[Figure contents as structured data]
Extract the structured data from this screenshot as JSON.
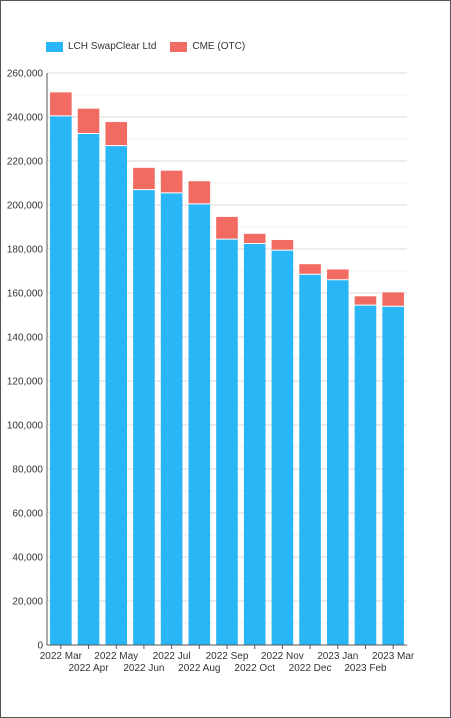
{
  "colors": {
    "lch": "#29b6f6",
    "cme": "#f26b63",
    "grid": "#d9d9d9",
    "axis": "#555555"
  },
  "chart_data": {
    "type": "bar",
    "stacked": true,
    "categories": [
      "2022 Mar",
      "2022 Apr",
      "2022 May",
      "2022 Jun",
      "2022 Jul",
      "2022 Aug",
      "2022 Sep",
      "2022 Oct",
      "2022 Nov",
      "2022 Dec",
      "2023 Jan",
      "2023 Feb",
      "2023 Mar"
    ],
    "series": [
      {
        "name": "LCH SwapClear Ltd",
        "values": [
          240500,
          232500,
          227000,
          207000,
          205500,
          200500,
          184500,
          182500,
          179500,
          168500,
          166000,
          154500,
          154000
        ]
      },
      {
        "name": "CME (OTC)",
        "values": [
          10700,
          11300,
          10700,
          9900,
          10100,
          10300,
          10100,
          4400,
          4600,
          4600,
          4700,
          4000,
          6300
        ]
      }
    ],
    "yticks": [
      "0",
      "20,000",
      "40,000",
      "60,000",
      "80,000",
      "100,000",
      "120,000",
      "140,000",
      "160,000",
      "180,000",
      "200,000",
      "220,000",
      "240,000",
      "260,000"
    ],
    "ylim": [
      0,
      260000
    ],
    "grid": true,
    "legend_position": "top-left"
  }
}
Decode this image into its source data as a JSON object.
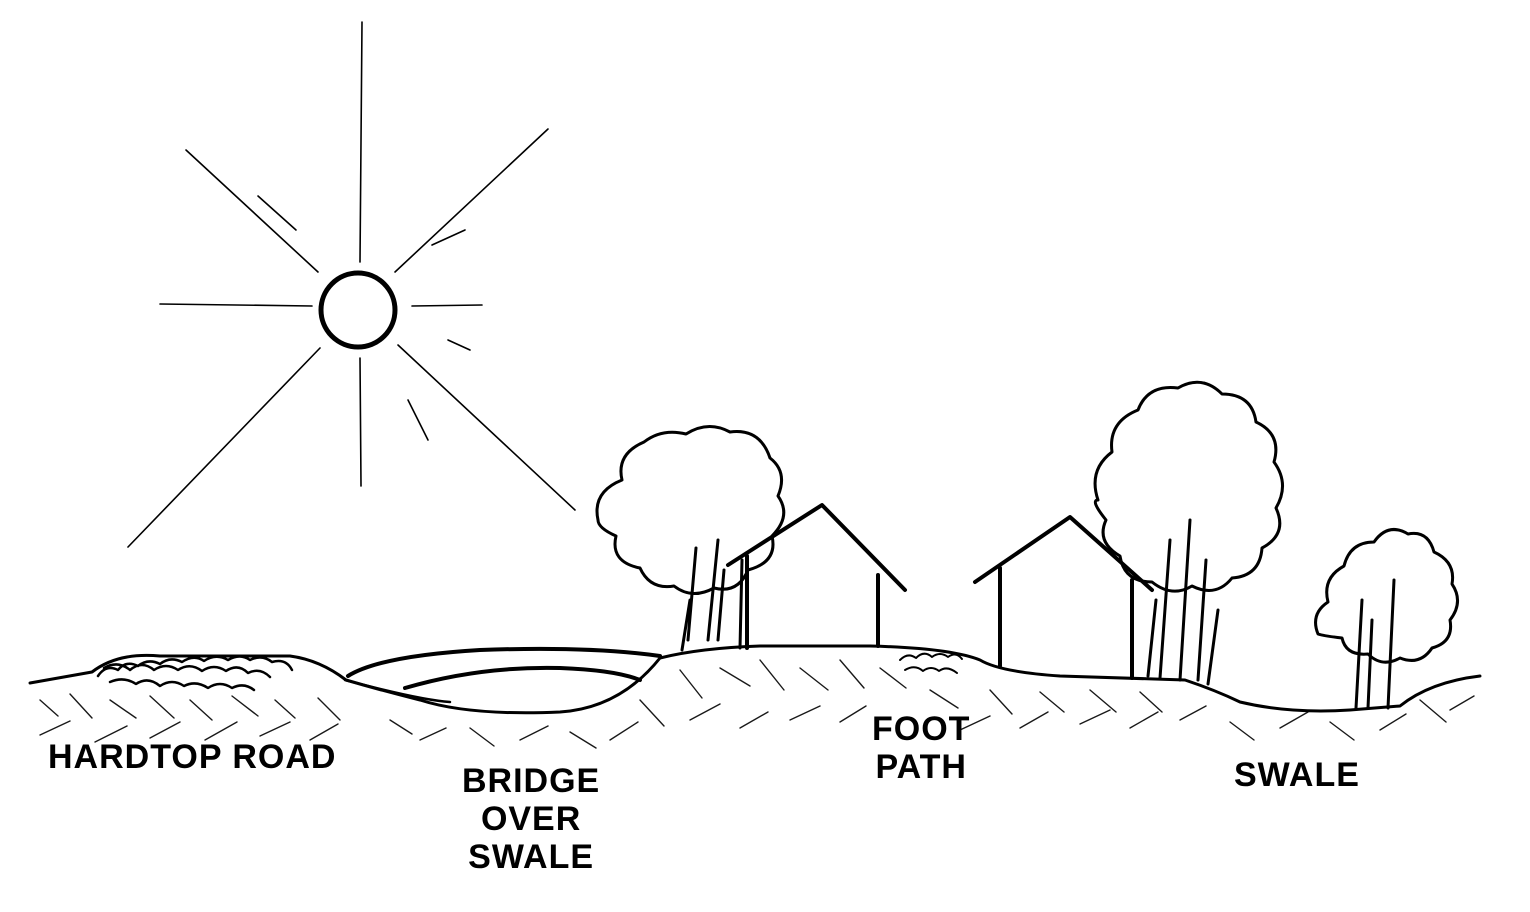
{
  "colors": {
    "ink": "#000000",
    "background": "#ffffff"
  },
  "labels": {
    "hardtop_road": "HARDTOP ROAD",
    "bridge": [
      "BRIDGE",
      "OVER",
      "SWALE"
    ],
    "foot_path": [
      "FOOT",
      "PATH"
    ],
    "swale": "SWALE"
  }
}
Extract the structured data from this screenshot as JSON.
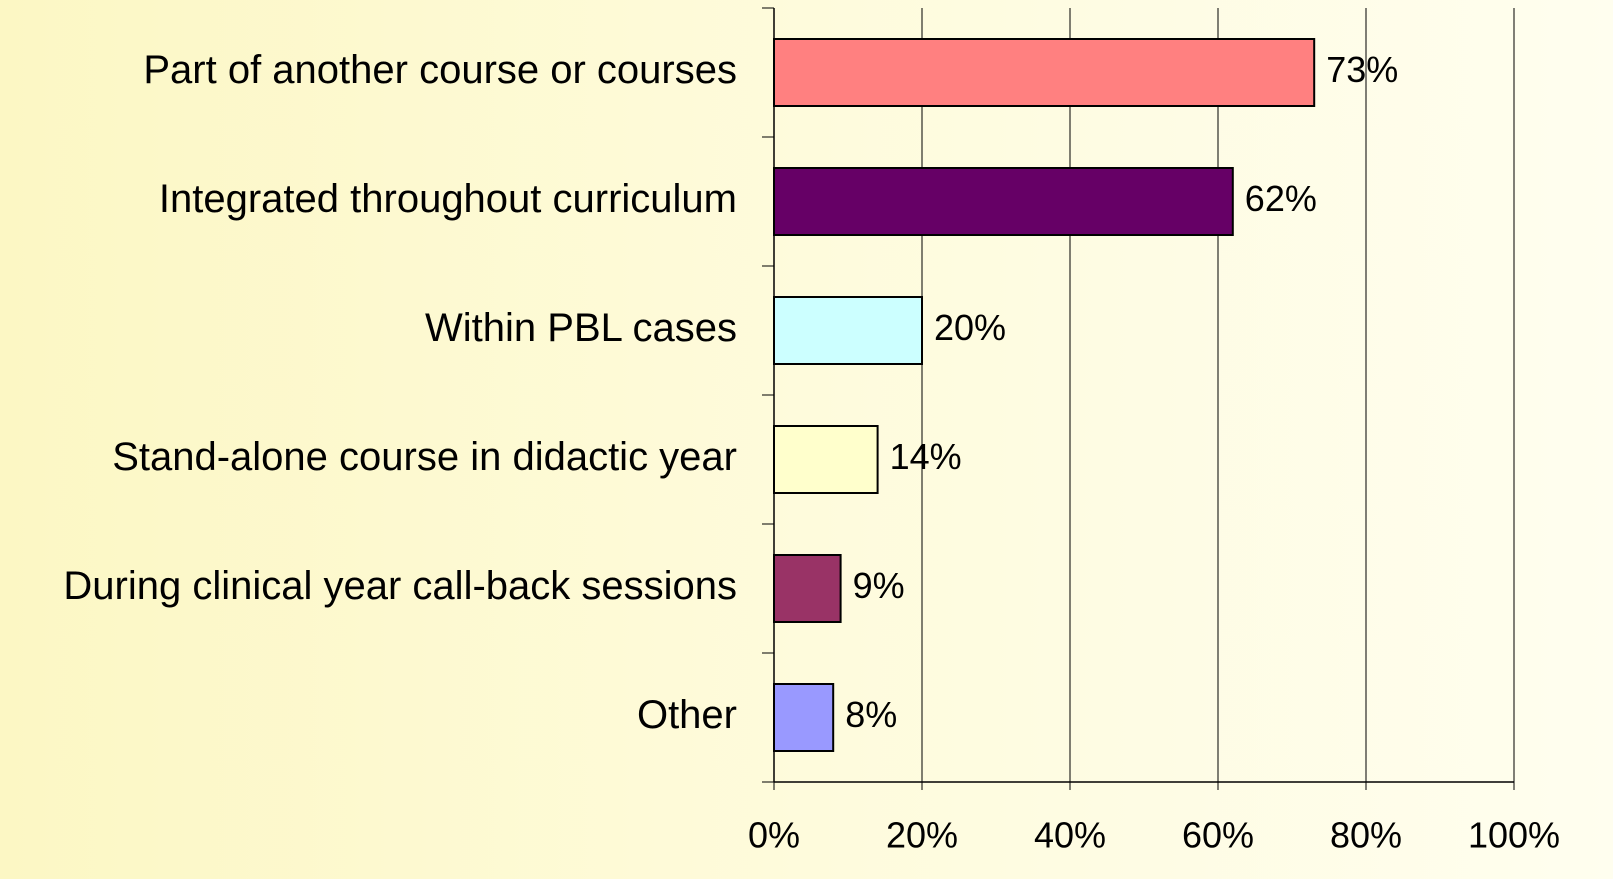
{
  "chart_data": {
    "type": "bar",
    "orientation": "horizontal",
    "categories": [
      "Part of another course or courses",
      "Integrated throughout curriculum",
      "Within PBL cases",
      "Stand-alone course in didactic year",
      "During clinical year call-back sessions",
      "Other"
    ],
    "values": [
      73,
      62,
      20,
      14,
      9,
      8
    ],
    "value_labels": [
      "73%",
      "62%",
      "20%",
      "14%",
      "9%",
      "8%"
    ],
    "colors": [
      "#ff8080",
      "#660066",
      "#ccffff",
      "#ffffcc",
      "#993366",
      "#9999ff"
    ],
    "xlim": [
      0,
      100
    ],
    "xticks": [
      {
        "value": 0,
        "label": "0%"
      },
      {
        "value": 20,
        "label": "20%"
      },
      {
        "value": 40,
        "label": "40%"
      },
      {
        "value": 60,
        "label": "60%"
      },
      {
        "value": 80,
        "label": "80%"
      },
      {
        "value": 100,
        "label": "100%"
      }
    ],
    "grid": true
  }
}
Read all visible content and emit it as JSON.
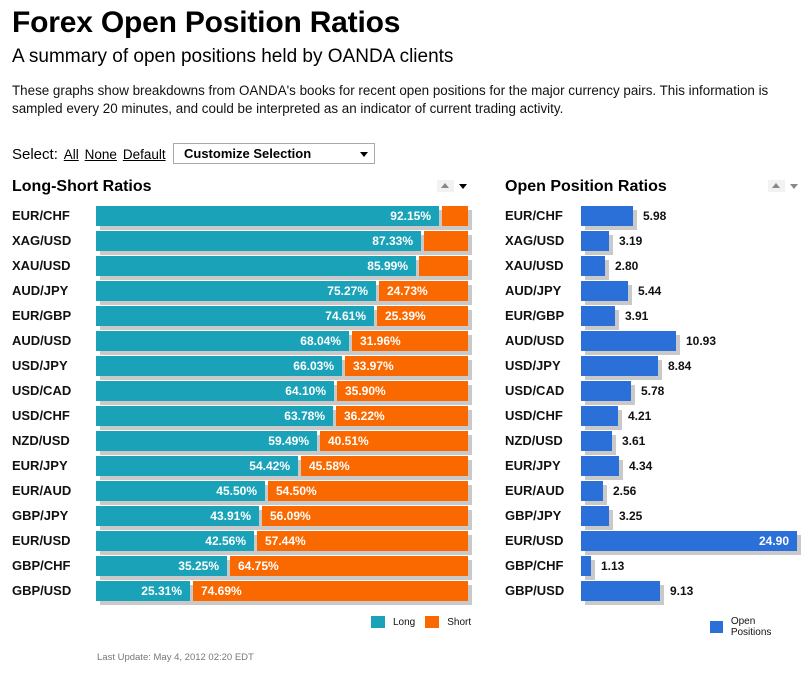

* Brief
Write out the records above once more, word for word, with no pictures.

* Full response
Extract the structured data from this screenshot as JSON.
{
  "colors": {
    "lch": "#29b6f6",
    "cme": "#f26b63",
    "grid": "#d9d9d9",
    "axis": "#555555"
  },
  "chart_data": {
    "type": "bar",
    "stacked": true,
    "categories": [
      "2022 Mar",
      "2022 Apr",
      "2022 May",
      "2022 Jun",
      "2022 Jul",
      "2022 Aug",
      "2022 Sep",
      "2022 Oct",
      "2022 Nov",
      "2022 Dec",
      "2023 Jan",
      "2023 Feb",
      "2023 Mar"
    ],
    "series": [
      {
        "name": "LCH SwapClear Ltd",
        "values": [
          240500,
          232500,
          227000,
          207000,
          205500,
          200500,
          184500,
          182500,
          179500,
          168500,
          166000,
          154500,
          154000
        ]
      },
      {
        "name": "CME (OTC)",
        "values": [
          10700,
          11300,
          10700,
          9900,
          10100,
          10300,
          10100,
          4400,
          4600,
          4600,
          4700,
          4000,
          6300
        ]
      }
    ],
    "yticks": [
      "0",
      "20,000",
      "40,000",
      "60,000",
      "80,000",
      "100,000",
      "120,000",
      "140,000",
      "160,000",
      "180,000",
      "200,000",
      "220,000",
      "240,000",
      "260,000"
    ],
    "ylim": [
      0,
      260000
    ],
    "grid": true,
    "legend_position": "top-left"
  }
}
Decode this image into its source data as a JSON object.
{
  "colors": {
    "ink": "#000000",
    "background": "#ffffff"
  },
  "labels": {
    "hardtop_road": "HARDTOP ROAD",
    "bridge": [
      "BRIDGE",
      "OVER",
      "SWALE"
    ],
    "foot_path": [
      "FOOT",
      "PATH"
    ],
    "swale": "SWALE"
  }
}
Extract the structured data from this screenshot as JSON.
{
  "chart_data": {
    "type": "bar",
    "orientation": "horizontal",
    "categories": [
      "Part of another course or courses",
      "Integrated throughout curriculum",
      "Within PBL cases",
      "Stand-alone course in didactic year",
      "During clinical year call-back sessions",
      "Other"
    ],
    "values": [
      73,
      62,
      20,
      14,
      9,
      8
    ],
    "value_labels": [
      "73%",
      "62%",
      "20%",
      "14%",
      "9%",
      "8%"
    ],
    "colors": [
      "#ff8080",
      "#660066",
      "#ccffff",
      "#ffffcc",
      "#993366",
      "#9999ff"
    ],
    "xlim": [
      0,
      100
    ],
    "xticks": [
      {
        "value": 0,
        "label": "0%"
      },
      {
        "value": 20,
        "label": "20%"
      },
      {
        "value": 40,
        "label": "40%"
      },
      {
        "value": 60,
        "label": "60%"
      },
      {
        "value": 80,
        "label": "80%"
      },
      {
        "value": 100,
        "label": "100%"
      }
    ],
    "grid": true
  }
}
Read all visible content and emit it as JSON.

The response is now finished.